>> begin Extracted information

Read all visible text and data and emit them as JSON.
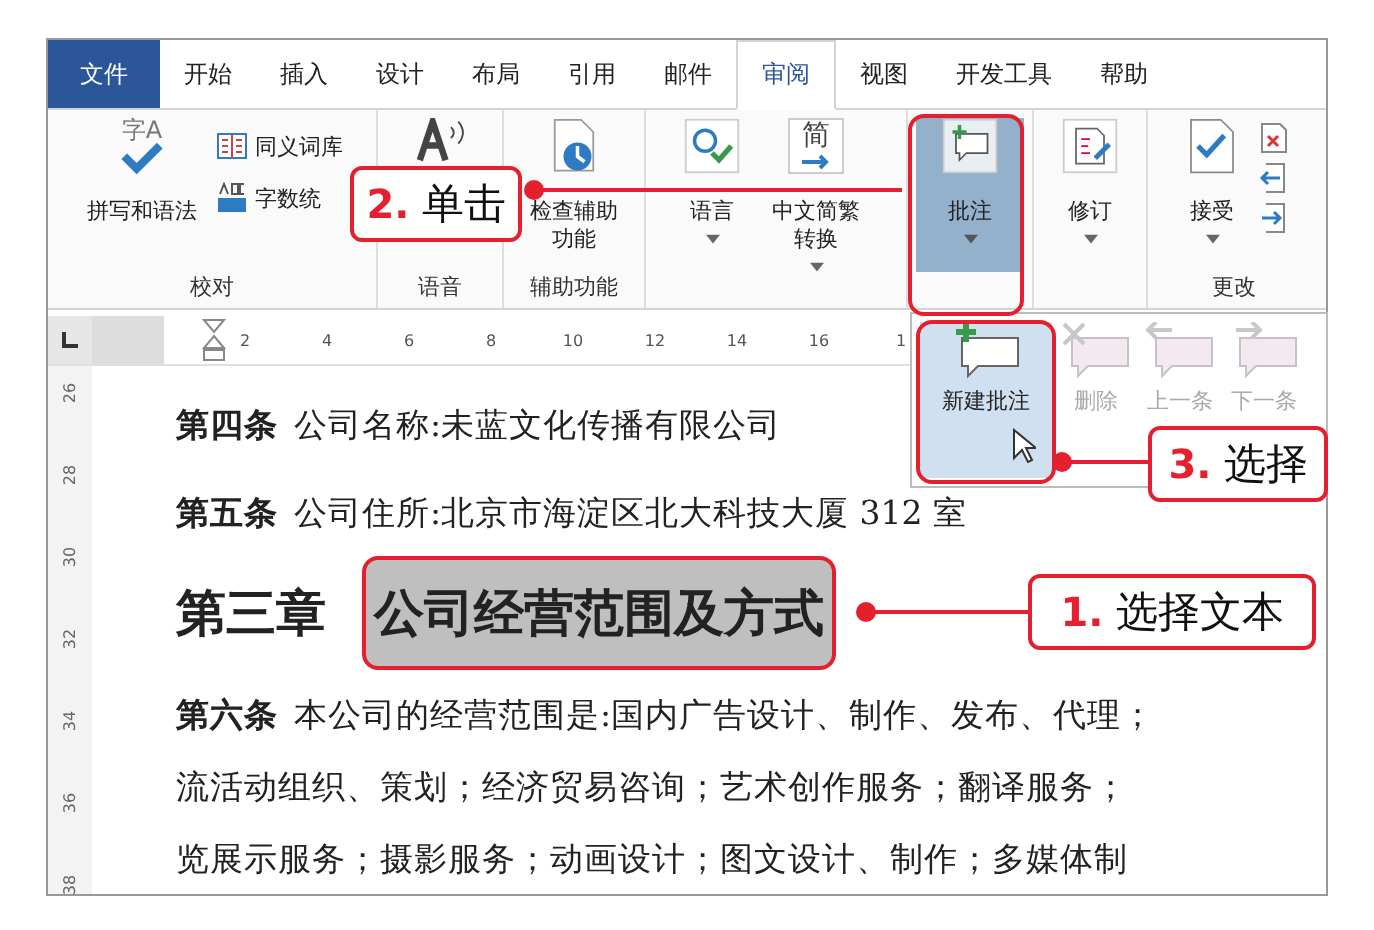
{
  "tabs": [
    {
      "label": "文件",
      "kind": "file",
      "selected": false
    },
    {
      "label": "开始",
      "kind": "tab",
      "selected": false
    },
    {
      "label": "插入",
      "kind": "tab",
      "selected": false
    },
    {
      "label": "设计",
      "kind": "tab",
      "selected": false
    },
    {
      "label": "布局",
      "kind": "tab",
      "selected": false
    },
    {
      "label": "引用",
      "kind": "tab",
      "selected": false
    },
    {
      "label": "邮件",
      "kind": "tab",
      "selected": false
    },
    {
      "label": "审阅",
      "kind": "tab",
      "selected": true
    },
    {
      "label": "视图",
      "kind": "tab",
      "selected": false
    },
    {
      "label": "开发工具",
      "kind": "tab",
      "selected": false
    },
    {
      "label": "帮助",
      "kind": "tab",
      "selected": false
    }
  ],
  "ribbon": {
    "groups": [
      {
        "kind": "proofing",
        "label": "校对",
        "buttons": [
          {
            "label": "拼写和语法",
            "icon_text": "字A"
          },
          {
            "label": "同义词库"
          },
          {
            "label": "字数统"
          }
        ]
      },
      {
        "kind": "speech",
        "label": "语音"
      },
      {
        "kind": "accessibility",
        "label": "辅助功能",
        "buttons": [
          {
            "label": "检查辅助功能"
          }
        ]
      },
      {
        "kind": "language",
        "buttons": [
          {
            "label": "语言",
            "dropdown": true
          },
          {
            "label": "中文简繁转换",
            "dropdown": true,
            "icon_text": "简"
          }
        ]
      },
      {
        "kind": "comments",
        "buttons": [
          {
            "label": "批注",
            "dropdown": true,
            "expanded": true
          }
        ]
      },
      {
        "kind": "tracking",
        "buttons": [
          {
            "label": "修订",
            "dropdown": true
          }
        ]
      },
      {
        "kind": "changes",
        "label": "更改",
        "buttons": [
          {
            "label": "接受",
            "dropdown": true
          }
        ]
      }
    ]
  },
  "comment_menu": {
    "items": [
      {
        "label": "新建批注",
        "highlighted": true,
        "disabled": false
      },
      {
        "label": "删除",
        "highlighted": false,
        "disabled": true
      },
      {
        "label": "上一条",
        "highlighted": false,
        "disabled": true
      },
      {
        "label": "下一条",
        "highlighted": false,
        "disabled": true
      }
    ]
  },
  "ruler": {
    "marks": [
      "2",
      "4",
      "6",
      "8",
      "10",
      "12",
      "14",
      "16",
      "1"
    ]
  },
  "vertical_ruler": {
    "marks": [
      "26",
      "28",
      "30",
      "32",
      "34",
      "36",
      "38"
    ]
  },
  "document": {
    "paragraphs": [
      {
        "kind": "article",
        "number": "第四条",
        "lines": [
          "公司名称:未蓝文化传播有限公司"
        ]
      },
      {
        "kind": "article",
        "number": "第五条",
        "lines": [
          "公司住所:北京市海淀区北大科技大厦 312 室"
        ]
      },
      {
        "kind": "heading",
        "number": "第三章",
        "text": "公司经营范围及方式",
        "selected": true
      },
      {
        "kind": "article",
        "number": "第六条",
        "lines": [
          "本公司的经营范围是:国内广告设计、制作、发布、代理；",
          "流活动组织、策划；经济贸易咨询；艺术创作服务；翻译服务；",
          "览展示服务；摄影服务；动画设计；图文设计、制作；多媒体制"
        ]
      }
    ]
  },
  "callouts": [
    {
      "step": "1.",
      "text": "选择文本"
    },
    {
      "step": "2.",
      "text": "单击"
    },
    {
      "step": "3.",
      "text": "选择"
    }
  ]
}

>> end Extracted information

> **What is required**: From the listing above, pick out each line where the word "number" appears.

> **Exercise response**:
        "number": "第四条",
        "number": "第五条",
        "number": "第三章",
        "number": "第六条",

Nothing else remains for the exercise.